Exercise instructions
Every entry needs to be printed exactly, please.

***** Record set

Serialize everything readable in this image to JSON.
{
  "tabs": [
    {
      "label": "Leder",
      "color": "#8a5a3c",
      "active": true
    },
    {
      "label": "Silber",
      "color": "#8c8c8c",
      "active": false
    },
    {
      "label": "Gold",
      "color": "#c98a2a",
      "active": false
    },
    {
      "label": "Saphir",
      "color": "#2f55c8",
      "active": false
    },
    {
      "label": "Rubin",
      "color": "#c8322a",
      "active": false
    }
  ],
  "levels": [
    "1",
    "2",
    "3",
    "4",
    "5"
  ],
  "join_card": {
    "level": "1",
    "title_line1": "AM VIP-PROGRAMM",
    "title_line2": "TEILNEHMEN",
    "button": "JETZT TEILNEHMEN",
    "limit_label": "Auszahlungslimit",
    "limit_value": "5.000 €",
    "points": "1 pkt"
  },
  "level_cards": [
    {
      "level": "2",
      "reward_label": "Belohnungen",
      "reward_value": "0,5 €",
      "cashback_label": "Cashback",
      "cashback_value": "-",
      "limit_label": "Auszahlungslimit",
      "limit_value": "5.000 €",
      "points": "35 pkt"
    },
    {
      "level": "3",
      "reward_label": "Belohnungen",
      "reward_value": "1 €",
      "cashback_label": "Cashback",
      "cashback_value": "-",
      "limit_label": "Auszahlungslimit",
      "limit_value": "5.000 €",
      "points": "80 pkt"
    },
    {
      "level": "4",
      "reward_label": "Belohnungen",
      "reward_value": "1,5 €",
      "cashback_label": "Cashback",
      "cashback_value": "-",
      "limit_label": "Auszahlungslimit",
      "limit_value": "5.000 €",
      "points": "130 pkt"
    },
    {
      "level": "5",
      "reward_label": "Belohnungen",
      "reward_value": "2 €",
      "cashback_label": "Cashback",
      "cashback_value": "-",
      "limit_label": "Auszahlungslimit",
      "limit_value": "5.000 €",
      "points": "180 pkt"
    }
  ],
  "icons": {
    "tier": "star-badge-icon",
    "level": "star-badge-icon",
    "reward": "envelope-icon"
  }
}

**********

Completed task
Serialize everything readable in this image to JSON.
{
  "tabs": [
    {
      "label": "Leder",
      "color": "#8a5a3c",
      "active": true
    },
    {
      "label": "Silber",
      "color": "#8c8c8c",
      "active": false
    },
    {
      "label": "Gold",
      "color": "#c98a2a",
      "active": false
    },
    {
      "label": "Saphir",
      "color": "#2f55c8",
      "active": false
    },
    {
      "label": "Rubin",
      "color": "#c8322a",
      "active": false
    }
  ],
  "levels": [
    "1",
    "2",
    "3",
    "4",
    "5"
  ],
  "join_card": {
    "level": "1",
    "title_line1": "AM VIP-PROGRAMM",
    "title_line2": "TEILNEHMEN",
    "button": "JETZT TEILNEHMEN",
    "limit_label": "Auszahlungslimit",
    "limit_value": "5.000 €",
    "points": "1 pkt"
  },
  "level_cards": [
    {
      "level": "2",
      "reward_label": "Belohnungen",
      "reward_value": "0,5 €",
      "cashback_label": "Cashback",
      "cashback_value": "-",
      "limit_label": "Auszahlungslimit",
      "limit_value": "5.000 €",
      "points": "35 pkt"
    },
    {
      "level": "3",
      "reward_label": "Belohnungen",
      "reward_value": "1 €",
      "cashback_label": "Cashback",
      "cashback_value": "-",
      "limit_label": "Auszahlungslimit",
      "limit_value": "5.000 €",
      "points": "80 pkt"
    },
    {
      "level": "4",
      "reward_label": "Belohnungen",
      "reward_value": "1,5 €",
      "cashback_label": "Cashback",
      "cashback_value": "-",
      "limit_label": "Auszahlungslimit",
      "limit_value": "5.000 €",
      "points": "130 pkt"
    },
    {
      "level": "5",
      "reward_label": "Belohnungen",
      "reward_value": "2 €",
      "cashback_label": "Cashback",
      "cashback_value": "-",
      "limit_label": "Auszahlungslimit",
      "limit_value": "5.000 €",
      "points": "180 pkt"
    }
  ],
  "icons": {
    "tier": "star-badge-icon",
    "level": "star-badge-icon",
    "reward": "envelope-icon"
  }
}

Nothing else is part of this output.